* **AIM OF THE EXERCISE**: Find and copy every line in the records that includes the string "this".

* **EXERCISE DATA**:
+ + + + + + +

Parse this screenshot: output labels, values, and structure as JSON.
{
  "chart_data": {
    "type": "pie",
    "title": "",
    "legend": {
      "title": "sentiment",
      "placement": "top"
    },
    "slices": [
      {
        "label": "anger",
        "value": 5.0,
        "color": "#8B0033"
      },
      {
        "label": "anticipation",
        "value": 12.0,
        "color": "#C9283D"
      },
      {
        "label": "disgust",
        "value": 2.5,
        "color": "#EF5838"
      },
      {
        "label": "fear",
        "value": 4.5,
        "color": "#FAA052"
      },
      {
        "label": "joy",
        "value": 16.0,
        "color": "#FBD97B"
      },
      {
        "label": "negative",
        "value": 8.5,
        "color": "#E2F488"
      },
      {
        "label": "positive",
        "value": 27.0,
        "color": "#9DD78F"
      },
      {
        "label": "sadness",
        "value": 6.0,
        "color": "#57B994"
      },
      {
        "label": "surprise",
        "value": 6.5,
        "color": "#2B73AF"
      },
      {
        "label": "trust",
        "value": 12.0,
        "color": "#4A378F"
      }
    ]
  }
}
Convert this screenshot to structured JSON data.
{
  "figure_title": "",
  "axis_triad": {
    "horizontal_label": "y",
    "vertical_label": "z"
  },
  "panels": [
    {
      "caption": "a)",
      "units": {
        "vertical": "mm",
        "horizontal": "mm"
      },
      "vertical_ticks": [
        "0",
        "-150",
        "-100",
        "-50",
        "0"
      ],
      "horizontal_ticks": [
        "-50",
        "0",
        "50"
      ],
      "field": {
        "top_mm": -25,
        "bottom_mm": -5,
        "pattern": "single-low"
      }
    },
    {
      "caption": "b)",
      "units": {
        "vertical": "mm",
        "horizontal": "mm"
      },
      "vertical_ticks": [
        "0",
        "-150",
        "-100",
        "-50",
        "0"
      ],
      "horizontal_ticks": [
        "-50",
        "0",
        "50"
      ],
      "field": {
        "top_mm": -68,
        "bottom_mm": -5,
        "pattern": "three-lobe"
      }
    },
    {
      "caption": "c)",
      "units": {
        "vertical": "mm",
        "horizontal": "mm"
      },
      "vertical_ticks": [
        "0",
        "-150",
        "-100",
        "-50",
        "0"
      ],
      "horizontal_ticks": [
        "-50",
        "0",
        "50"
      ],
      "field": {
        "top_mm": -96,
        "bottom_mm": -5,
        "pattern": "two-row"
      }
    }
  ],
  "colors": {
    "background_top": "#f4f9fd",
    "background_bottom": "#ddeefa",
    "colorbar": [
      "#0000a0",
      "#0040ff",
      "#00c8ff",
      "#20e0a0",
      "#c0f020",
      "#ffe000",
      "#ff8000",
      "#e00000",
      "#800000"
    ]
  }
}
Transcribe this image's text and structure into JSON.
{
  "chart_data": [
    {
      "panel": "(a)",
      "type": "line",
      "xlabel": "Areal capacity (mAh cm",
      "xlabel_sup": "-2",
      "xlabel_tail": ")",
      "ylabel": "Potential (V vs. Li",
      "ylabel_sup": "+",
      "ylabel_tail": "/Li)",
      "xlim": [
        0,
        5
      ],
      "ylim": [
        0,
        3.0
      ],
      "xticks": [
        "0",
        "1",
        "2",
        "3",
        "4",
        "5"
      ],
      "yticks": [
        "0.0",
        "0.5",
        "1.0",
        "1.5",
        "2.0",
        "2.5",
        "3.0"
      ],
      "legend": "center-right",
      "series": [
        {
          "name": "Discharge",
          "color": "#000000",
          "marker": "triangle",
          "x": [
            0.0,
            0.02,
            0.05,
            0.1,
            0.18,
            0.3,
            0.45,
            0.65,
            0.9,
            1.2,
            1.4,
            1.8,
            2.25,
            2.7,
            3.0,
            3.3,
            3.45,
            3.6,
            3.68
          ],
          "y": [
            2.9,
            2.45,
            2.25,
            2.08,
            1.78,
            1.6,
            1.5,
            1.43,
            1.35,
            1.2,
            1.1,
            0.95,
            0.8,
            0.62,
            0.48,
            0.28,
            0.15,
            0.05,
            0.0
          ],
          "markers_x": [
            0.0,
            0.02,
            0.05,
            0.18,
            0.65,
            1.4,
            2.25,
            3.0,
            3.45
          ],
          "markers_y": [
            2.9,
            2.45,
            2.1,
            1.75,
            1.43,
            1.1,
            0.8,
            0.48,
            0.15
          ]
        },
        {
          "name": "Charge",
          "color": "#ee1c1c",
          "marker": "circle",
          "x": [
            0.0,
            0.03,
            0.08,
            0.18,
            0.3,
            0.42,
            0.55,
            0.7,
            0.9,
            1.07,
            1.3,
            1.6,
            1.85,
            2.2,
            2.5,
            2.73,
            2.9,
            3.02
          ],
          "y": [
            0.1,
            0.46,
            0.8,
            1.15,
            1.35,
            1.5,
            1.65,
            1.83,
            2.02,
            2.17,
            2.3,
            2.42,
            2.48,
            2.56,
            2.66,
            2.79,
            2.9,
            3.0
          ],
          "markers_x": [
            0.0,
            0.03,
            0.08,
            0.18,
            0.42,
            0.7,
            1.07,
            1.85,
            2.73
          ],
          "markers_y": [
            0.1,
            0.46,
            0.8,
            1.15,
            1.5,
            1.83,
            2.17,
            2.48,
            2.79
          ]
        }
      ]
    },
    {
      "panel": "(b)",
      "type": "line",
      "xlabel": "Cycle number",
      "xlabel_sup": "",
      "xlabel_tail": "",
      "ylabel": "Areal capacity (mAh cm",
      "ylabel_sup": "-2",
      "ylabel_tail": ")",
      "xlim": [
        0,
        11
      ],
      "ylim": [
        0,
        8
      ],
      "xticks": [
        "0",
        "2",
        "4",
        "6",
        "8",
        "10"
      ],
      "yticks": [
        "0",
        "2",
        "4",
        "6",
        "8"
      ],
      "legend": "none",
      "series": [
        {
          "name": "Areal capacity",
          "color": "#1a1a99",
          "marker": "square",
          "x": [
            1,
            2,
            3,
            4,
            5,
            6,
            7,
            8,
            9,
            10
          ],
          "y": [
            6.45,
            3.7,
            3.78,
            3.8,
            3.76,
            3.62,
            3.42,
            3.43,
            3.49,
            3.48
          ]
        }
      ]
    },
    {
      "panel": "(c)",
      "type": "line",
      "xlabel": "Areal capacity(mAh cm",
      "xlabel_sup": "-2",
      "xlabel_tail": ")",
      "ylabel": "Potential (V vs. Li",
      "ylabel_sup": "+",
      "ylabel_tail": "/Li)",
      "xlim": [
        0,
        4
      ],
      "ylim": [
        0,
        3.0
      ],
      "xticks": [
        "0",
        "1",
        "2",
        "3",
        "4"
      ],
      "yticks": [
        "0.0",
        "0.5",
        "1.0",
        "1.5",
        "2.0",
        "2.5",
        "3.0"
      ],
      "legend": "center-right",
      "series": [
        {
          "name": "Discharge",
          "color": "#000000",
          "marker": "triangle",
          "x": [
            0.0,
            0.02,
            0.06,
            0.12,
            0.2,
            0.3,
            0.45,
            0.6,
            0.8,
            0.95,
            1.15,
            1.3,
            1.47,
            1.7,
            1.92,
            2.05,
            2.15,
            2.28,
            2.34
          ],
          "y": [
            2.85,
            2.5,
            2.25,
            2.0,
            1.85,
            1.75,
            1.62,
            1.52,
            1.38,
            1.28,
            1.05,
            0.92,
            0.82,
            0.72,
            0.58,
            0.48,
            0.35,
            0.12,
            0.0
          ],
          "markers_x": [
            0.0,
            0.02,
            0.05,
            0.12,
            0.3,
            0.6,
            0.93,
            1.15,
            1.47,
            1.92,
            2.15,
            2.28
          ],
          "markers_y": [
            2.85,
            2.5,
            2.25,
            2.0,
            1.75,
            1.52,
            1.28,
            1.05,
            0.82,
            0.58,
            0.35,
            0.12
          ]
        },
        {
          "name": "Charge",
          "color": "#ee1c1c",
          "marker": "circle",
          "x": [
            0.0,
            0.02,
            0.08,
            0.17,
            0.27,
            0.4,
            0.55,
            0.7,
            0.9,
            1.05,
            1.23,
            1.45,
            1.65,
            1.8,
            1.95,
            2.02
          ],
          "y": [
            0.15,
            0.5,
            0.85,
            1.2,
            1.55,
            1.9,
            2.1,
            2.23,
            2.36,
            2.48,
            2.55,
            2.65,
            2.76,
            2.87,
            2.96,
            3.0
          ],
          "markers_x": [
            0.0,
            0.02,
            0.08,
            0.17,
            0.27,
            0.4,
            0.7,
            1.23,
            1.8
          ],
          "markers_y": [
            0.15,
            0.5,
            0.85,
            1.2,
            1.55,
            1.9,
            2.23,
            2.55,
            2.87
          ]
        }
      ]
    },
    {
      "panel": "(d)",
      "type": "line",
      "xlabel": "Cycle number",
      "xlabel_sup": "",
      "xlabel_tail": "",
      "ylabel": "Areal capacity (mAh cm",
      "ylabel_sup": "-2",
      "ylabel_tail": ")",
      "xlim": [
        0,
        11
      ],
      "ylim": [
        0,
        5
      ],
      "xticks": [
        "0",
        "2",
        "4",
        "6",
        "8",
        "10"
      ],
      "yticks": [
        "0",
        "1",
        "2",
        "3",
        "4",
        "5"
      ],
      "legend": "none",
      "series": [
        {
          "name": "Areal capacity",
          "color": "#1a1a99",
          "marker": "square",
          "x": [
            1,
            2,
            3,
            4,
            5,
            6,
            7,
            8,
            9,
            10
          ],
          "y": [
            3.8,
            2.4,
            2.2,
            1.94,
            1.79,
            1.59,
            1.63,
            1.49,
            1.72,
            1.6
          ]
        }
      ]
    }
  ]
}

+ + + + + + +

* **FULL OUTPUT**:
Parse this screenshot: output labels, values, and structure as JSON.
Convert this screenshot to structured JSON data.
Transcribe this image's text and structure into JSON.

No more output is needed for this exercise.